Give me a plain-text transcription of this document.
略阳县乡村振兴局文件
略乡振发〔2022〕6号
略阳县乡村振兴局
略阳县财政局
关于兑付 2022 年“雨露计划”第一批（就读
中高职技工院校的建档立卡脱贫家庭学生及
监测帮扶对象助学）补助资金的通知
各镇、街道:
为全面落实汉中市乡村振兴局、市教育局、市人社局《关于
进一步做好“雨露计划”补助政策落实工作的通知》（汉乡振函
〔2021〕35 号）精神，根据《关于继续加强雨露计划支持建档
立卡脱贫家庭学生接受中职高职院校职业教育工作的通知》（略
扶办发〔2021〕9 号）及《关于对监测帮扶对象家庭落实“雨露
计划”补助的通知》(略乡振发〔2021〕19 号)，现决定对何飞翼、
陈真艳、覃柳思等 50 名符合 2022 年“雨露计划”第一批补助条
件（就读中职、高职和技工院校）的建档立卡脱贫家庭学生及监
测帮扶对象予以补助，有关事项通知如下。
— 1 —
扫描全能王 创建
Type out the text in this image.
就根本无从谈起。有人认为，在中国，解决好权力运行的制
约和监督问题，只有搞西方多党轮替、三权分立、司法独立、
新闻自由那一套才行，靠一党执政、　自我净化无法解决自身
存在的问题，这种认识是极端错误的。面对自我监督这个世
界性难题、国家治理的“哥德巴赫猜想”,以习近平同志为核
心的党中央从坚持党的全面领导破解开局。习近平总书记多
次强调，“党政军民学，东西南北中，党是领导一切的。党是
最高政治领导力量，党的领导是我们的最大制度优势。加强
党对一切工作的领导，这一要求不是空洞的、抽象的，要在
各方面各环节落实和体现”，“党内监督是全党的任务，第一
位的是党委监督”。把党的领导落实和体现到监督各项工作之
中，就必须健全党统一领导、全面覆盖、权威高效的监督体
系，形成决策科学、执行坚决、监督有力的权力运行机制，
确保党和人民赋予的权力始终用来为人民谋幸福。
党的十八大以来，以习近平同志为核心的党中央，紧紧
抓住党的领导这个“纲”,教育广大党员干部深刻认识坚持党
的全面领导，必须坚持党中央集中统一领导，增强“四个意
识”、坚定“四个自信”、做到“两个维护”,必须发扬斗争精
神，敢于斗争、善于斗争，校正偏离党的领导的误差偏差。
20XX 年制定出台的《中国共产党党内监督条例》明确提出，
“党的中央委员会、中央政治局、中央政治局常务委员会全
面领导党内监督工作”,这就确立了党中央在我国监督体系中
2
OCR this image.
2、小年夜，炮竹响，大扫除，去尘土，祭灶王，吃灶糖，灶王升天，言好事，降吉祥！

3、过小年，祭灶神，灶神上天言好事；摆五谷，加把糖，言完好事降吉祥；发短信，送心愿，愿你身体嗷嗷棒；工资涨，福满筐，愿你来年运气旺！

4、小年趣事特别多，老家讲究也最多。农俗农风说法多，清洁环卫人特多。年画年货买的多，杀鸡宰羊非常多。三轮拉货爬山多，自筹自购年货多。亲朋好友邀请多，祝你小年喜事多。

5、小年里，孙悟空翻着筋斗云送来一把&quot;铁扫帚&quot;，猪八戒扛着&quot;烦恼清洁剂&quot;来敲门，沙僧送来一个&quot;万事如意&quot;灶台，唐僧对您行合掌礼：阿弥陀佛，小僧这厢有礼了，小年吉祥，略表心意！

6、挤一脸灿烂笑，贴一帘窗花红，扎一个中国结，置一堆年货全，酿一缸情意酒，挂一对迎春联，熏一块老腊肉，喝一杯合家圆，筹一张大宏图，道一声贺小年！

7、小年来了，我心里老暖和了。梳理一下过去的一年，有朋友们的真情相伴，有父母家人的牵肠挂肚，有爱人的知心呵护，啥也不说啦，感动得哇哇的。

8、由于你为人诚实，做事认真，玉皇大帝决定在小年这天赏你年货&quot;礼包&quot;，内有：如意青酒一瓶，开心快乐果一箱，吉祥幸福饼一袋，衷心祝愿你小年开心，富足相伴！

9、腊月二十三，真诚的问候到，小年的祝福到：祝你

○ ○ ○ ○ ○ ○ ○

> Aim
Go through the entries and return each line where the word "this" appears.

> Final answer
Give me a plain-text transcription of this document.
Type out the text in this image.
OCR this image.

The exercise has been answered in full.